WHAT YOU ARE ASKED TO DO: Copy every line of the records below that holds the word "type".

(Dataset rows)
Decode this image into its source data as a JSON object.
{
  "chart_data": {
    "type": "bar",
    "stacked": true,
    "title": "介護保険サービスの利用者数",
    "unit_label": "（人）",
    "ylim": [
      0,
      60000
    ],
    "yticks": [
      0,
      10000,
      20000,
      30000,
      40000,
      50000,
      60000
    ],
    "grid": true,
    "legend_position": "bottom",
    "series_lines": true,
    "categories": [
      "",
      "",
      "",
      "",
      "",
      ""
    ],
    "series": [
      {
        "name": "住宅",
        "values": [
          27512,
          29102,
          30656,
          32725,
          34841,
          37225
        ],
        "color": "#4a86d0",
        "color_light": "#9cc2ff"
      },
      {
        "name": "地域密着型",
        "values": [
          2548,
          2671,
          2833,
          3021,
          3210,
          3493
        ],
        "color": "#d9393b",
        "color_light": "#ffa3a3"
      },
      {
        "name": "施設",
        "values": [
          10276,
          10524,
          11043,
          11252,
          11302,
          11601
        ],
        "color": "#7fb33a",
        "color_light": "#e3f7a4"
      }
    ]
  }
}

* * *

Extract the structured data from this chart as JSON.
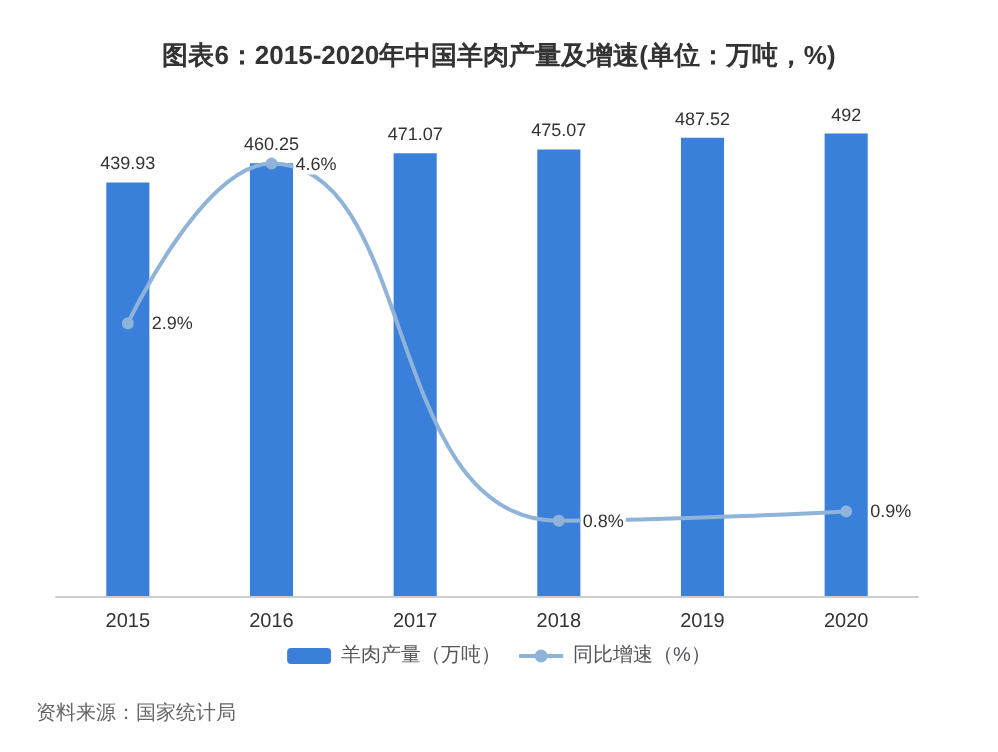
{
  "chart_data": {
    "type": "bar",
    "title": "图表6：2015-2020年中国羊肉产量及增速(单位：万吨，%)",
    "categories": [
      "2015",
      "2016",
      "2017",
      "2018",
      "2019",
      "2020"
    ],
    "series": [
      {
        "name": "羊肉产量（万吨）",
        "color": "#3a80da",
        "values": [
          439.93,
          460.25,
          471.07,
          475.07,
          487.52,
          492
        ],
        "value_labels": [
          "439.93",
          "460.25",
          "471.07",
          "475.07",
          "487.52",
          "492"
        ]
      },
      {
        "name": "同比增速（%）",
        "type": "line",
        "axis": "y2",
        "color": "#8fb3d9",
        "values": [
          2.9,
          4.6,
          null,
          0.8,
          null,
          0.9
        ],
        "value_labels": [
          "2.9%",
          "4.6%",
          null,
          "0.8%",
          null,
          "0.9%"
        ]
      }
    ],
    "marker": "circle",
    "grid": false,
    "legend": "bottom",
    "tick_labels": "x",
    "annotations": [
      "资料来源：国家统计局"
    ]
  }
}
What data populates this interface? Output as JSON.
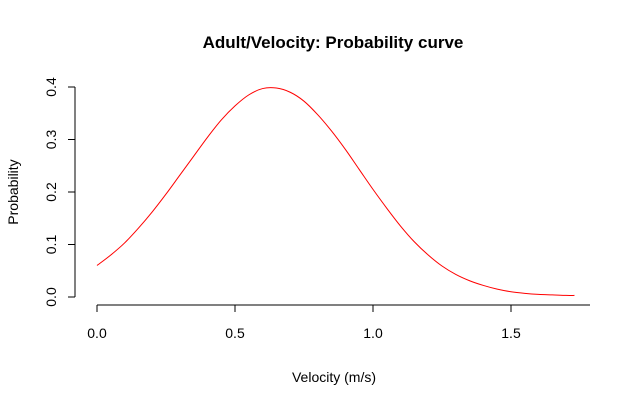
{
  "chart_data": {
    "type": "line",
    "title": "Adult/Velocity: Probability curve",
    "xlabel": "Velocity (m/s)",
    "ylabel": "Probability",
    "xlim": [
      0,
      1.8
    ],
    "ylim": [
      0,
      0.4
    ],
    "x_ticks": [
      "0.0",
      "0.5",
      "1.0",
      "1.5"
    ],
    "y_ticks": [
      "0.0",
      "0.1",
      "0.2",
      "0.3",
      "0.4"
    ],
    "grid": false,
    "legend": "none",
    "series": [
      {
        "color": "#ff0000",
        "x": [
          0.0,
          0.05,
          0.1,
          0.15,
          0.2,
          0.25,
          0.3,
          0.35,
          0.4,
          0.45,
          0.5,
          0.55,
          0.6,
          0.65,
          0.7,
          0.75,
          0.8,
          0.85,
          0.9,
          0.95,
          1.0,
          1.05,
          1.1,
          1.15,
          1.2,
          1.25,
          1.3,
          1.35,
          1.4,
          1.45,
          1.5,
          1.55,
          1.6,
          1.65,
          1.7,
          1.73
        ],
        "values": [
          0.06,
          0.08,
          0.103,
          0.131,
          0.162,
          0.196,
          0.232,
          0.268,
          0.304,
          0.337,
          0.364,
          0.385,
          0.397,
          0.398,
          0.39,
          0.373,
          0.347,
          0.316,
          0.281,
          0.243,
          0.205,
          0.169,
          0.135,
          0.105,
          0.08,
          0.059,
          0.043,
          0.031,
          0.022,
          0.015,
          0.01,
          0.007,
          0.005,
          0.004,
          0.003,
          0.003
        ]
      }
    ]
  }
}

THE REPLY:
    "type": "bar",
    "type": "bar",
        "type": "line",
    "type": "line",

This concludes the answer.